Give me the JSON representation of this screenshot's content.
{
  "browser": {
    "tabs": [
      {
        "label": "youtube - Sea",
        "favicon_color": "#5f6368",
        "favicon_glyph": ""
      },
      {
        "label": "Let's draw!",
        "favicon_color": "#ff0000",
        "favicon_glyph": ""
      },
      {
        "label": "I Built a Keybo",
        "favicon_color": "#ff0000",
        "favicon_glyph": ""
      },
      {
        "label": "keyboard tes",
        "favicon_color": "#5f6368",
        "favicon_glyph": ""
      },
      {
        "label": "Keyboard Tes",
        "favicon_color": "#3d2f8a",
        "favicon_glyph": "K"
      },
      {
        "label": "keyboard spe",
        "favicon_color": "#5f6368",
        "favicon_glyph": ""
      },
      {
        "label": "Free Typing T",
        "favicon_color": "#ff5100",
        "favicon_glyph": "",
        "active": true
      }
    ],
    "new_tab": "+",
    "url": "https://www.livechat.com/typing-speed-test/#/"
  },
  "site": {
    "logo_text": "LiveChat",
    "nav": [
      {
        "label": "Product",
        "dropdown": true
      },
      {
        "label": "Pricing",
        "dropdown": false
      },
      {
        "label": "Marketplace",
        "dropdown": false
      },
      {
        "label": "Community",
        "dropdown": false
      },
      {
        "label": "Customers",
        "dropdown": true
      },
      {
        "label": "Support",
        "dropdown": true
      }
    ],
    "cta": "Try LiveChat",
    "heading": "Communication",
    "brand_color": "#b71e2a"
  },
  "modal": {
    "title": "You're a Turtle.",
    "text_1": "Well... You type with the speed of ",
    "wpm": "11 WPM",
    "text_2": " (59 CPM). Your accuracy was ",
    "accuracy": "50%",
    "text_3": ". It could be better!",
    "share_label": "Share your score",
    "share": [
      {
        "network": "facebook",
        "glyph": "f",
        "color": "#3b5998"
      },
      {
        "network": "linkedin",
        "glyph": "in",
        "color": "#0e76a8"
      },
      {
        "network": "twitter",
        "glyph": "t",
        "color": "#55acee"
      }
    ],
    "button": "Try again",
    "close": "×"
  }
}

▬▬▬▬▬▬

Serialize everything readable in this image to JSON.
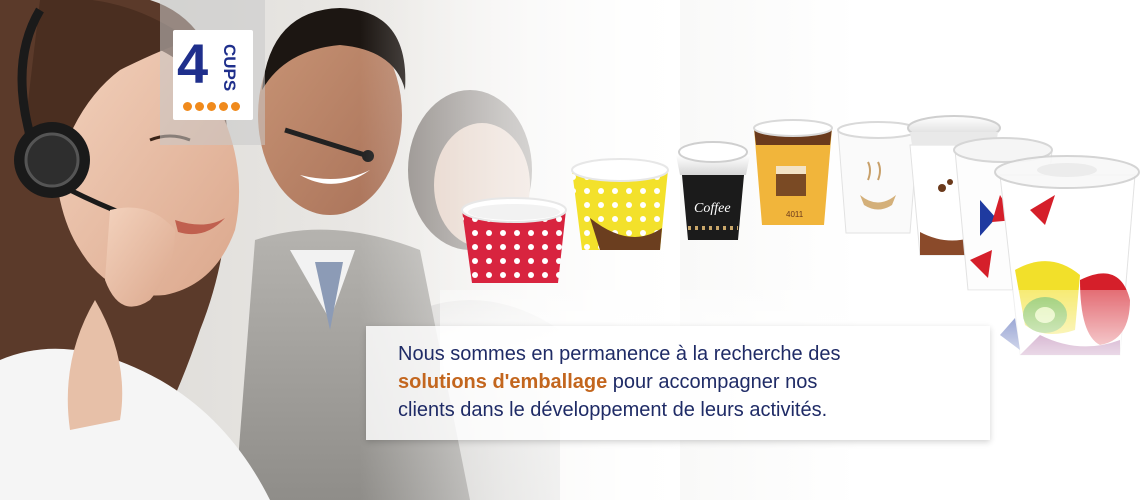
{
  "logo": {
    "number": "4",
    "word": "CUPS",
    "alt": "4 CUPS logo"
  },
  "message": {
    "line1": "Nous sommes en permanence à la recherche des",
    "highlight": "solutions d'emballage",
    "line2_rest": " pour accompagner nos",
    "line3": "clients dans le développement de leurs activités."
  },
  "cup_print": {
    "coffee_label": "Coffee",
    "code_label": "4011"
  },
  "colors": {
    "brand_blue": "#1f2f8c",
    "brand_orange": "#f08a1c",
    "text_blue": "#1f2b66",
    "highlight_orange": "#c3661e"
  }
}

▬▬▬▬▬▬

Your task: Scan the material above. Copy each line that holds the word "accuracy".

Output for this exercise:
    "text_2": " (59 CPM). Your accuracy was ",
    "accuracy": "50%",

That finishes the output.